Data entries:
===

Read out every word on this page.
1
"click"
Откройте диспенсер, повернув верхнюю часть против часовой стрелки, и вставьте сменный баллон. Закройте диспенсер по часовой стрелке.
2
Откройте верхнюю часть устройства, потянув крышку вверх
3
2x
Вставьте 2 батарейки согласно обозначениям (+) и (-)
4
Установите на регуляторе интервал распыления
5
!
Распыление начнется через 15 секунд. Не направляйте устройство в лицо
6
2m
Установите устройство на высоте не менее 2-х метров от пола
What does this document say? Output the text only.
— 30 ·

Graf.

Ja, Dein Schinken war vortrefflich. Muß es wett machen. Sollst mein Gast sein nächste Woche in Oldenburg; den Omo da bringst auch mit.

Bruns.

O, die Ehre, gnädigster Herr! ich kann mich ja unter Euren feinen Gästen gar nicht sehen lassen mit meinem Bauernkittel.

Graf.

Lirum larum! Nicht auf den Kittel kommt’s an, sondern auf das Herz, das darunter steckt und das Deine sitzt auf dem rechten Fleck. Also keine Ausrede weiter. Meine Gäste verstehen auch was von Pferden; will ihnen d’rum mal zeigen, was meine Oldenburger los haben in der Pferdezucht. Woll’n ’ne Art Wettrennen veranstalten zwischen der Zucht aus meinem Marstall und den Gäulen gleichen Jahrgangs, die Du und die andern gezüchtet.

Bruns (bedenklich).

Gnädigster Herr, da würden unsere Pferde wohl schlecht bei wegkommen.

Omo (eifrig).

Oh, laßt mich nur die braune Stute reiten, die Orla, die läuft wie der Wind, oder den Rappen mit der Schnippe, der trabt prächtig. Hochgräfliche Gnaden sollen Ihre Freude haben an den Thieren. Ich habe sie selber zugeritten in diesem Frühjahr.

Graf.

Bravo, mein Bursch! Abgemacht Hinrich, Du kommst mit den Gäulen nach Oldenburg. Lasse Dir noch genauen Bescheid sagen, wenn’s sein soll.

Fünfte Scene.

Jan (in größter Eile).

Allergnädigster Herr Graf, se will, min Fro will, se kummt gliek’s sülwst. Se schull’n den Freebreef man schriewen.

===

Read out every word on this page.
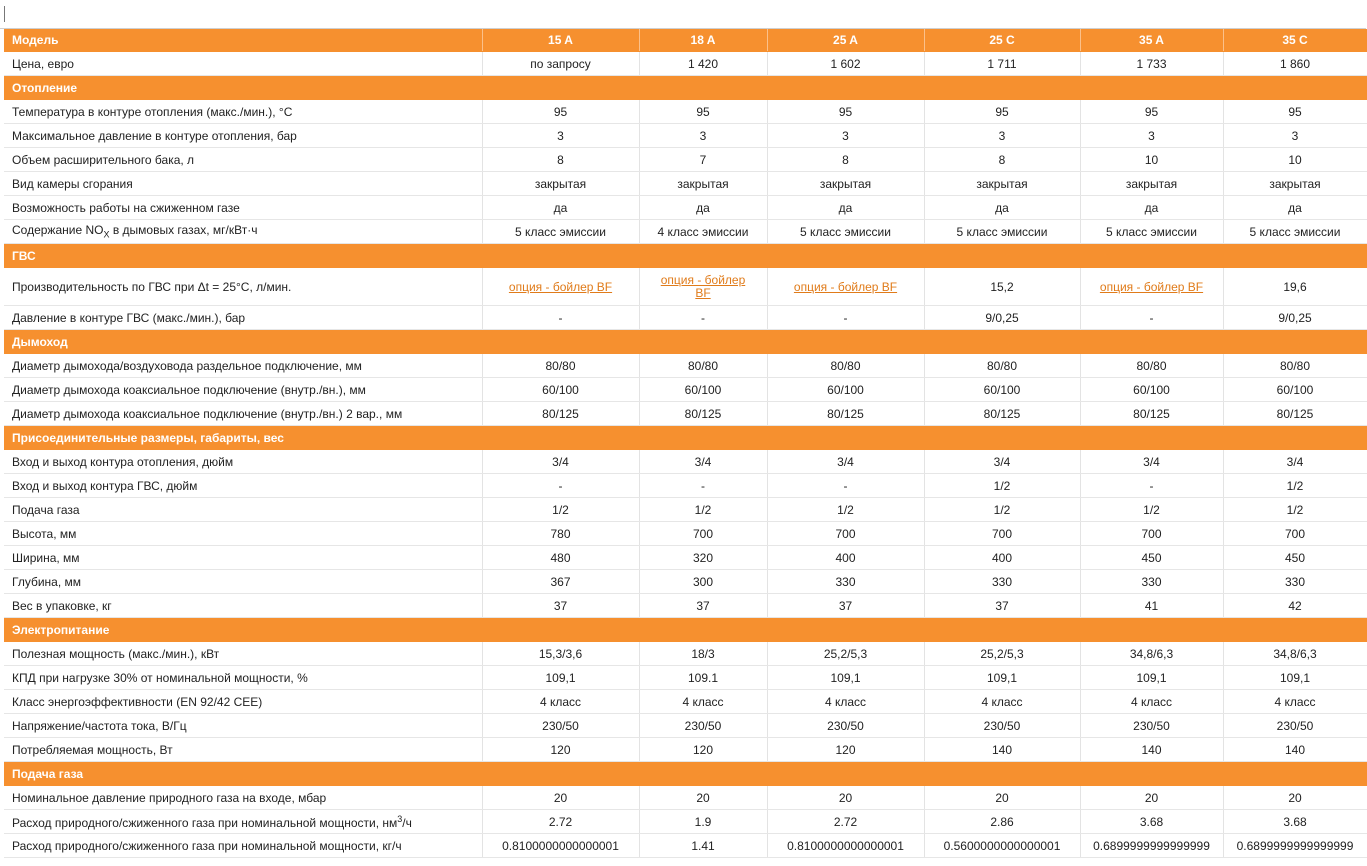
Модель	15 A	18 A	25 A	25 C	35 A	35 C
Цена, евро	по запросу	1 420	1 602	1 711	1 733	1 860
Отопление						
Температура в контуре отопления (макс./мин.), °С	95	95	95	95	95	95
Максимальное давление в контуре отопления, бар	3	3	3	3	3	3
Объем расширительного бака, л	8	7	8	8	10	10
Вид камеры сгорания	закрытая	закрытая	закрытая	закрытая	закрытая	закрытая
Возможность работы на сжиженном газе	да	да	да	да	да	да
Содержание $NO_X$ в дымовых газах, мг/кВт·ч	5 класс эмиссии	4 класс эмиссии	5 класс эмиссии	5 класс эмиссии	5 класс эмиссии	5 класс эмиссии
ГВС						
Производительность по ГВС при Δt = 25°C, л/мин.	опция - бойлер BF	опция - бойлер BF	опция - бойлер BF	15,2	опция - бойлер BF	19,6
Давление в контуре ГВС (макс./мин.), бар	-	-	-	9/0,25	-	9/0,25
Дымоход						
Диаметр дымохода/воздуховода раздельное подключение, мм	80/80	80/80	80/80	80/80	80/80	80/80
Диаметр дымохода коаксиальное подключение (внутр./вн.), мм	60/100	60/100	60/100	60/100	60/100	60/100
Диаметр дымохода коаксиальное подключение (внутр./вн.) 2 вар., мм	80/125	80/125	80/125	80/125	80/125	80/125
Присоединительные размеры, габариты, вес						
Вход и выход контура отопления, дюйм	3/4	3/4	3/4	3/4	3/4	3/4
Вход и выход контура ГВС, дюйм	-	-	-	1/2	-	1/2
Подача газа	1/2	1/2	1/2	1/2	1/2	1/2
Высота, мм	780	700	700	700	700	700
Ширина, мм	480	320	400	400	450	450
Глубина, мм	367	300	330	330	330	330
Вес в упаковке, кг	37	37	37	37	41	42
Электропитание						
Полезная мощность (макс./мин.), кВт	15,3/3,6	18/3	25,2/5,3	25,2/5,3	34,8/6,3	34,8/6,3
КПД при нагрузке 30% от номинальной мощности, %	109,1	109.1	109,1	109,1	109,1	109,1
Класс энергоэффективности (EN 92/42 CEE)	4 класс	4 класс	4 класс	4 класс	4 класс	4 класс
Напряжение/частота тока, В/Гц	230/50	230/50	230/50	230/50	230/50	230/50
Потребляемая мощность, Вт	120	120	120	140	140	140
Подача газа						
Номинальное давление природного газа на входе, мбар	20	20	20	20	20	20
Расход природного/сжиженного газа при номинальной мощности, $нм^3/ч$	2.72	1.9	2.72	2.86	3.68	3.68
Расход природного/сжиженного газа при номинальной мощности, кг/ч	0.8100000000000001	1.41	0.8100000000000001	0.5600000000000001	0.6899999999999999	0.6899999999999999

===

§ **Instruction**
Go over the data above and copy every line that has the word "контуре" in it.

§ **Response**
Температура в контуре отопления (макс./мин.), °С	95	95	95	95	95	95
Максимальное давление в контуре отопления, бар	3	3	3	3	3	3
Давление в контуре ГВС (макс./мин.), бар	-	-	-	9/0,25	-	9/0,25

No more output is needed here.